[Dataset listings of figures]
+ + + +

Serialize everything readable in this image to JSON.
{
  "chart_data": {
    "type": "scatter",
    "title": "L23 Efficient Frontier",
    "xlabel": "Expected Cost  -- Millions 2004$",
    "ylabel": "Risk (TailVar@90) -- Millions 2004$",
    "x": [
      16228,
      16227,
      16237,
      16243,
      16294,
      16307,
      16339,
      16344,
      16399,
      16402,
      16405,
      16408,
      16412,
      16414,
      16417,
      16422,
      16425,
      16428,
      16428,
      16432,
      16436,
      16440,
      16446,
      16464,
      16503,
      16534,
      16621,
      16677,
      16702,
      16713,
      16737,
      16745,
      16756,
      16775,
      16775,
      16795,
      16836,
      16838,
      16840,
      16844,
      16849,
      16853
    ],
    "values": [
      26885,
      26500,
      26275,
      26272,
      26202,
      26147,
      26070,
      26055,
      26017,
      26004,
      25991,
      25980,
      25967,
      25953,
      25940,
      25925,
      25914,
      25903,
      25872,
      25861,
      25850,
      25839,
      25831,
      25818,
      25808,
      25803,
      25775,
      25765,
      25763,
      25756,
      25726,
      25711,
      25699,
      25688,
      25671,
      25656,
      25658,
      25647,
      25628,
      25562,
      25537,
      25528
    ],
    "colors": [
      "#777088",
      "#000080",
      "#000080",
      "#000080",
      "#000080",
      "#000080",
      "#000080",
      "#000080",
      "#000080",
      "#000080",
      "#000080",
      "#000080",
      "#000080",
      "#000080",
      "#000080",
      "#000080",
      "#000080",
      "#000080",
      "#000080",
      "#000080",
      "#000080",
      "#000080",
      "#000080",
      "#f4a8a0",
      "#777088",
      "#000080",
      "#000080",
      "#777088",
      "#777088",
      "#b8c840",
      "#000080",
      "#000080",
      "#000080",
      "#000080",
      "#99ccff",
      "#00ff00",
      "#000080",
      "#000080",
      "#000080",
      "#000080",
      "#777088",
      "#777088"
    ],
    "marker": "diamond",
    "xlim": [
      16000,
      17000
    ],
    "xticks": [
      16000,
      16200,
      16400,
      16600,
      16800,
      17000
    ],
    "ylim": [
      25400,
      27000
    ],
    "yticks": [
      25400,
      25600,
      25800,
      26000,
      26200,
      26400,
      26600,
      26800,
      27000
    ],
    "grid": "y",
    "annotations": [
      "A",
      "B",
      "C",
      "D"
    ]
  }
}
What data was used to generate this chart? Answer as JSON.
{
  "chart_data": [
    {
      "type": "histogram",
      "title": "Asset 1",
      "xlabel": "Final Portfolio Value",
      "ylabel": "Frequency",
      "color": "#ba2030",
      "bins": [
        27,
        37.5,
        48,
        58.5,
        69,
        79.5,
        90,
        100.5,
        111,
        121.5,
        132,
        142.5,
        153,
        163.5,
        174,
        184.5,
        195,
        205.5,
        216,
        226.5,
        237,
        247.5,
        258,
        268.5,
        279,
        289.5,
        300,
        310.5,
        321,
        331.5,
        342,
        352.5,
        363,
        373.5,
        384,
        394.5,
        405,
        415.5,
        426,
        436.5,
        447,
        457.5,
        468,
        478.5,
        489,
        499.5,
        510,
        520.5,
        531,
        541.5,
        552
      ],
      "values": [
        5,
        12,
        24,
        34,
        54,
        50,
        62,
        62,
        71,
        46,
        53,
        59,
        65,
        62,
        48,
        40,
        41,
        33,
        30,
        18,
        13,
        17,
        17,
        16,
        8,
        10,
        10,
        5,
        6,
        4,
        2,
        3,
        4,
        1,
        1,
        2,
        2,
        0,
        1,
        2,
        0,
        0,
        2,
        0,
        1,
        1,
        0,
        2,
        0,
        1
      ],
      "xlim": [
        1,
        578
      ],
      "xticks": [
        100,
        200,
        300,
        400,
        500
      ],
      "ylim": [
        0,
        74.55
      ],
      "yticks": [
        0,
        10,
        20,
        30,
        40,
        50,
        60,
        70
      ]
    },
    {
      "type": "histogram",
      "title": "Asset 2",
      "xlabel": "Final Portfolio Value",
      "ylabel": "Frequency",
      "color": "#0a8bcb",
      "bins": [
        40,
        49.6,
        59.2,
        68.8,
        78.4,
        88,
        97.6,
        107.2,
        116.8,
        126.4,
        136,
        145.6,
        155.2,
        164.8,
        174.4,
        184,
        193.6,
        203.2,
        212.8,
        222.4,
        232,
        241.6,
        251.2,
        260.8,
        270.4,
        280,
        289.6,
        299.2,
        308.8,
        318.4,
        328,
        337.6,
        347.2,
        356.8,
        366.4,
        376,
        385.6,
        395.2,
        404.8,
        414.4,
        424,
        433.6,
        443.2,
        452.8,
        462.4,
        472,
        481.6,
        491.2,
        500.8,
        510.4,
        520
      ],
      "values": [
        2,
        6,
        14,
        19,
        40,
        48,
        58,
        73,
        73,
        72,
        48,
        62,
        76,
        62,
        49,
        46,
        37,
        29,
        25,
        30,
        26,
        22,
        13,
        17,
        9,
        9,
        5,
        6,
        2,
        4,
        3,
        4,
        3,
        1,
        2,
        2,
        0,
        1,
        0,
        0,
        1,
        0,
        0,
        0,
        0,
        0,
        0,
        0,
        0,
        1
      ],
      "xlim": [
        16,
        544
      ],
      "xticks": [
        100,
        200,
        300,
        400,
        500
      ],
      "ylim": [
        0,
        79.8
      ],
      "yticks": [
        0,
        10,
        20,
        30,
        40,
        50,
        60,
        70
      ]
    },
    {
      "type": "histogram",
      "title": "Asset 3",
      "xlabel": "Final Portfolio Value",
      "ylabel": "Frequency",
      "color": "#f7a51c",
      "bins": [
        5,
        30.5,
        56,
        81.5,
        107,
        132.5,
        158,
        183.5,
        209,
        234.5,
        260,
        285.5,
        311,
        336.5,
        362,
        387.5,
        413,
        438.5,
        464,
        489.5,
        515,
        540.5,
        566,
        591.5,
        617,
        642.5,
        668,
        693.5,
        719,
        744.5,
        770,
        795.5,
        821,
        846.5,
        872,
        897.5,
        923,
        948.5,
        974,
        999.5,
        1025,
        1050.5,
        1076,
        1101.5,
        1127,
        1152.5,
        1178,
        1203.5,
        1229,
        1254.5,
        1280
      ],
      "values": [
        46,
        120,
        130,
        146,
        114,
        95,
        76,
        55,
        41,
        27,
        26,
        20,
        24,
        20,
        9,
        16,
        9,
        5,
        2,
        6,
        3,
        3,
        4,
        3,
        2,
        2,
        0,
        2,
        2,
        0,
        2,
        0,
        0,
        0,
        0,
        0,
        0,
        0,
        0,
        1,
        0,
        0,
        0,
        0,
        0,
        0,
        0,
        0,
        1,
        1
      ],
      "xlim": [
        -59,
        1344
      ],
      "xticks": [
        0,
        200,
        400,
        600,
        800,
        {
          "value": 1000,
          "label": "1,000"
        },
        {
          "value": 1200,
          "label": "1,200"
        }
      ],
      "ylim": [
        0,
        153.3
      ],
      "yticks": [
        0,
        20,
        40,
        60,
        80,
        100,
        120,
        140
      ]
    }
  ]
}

+ + + +

** THE REQUEST **
Read through the data and copy every line where "title" shows up.

** IN RESPONSE **
    "title": "L23 Efficient Frontier",
      "title": "Asset 1",
      "title": "Asset 2",
      "title": "Asset 3",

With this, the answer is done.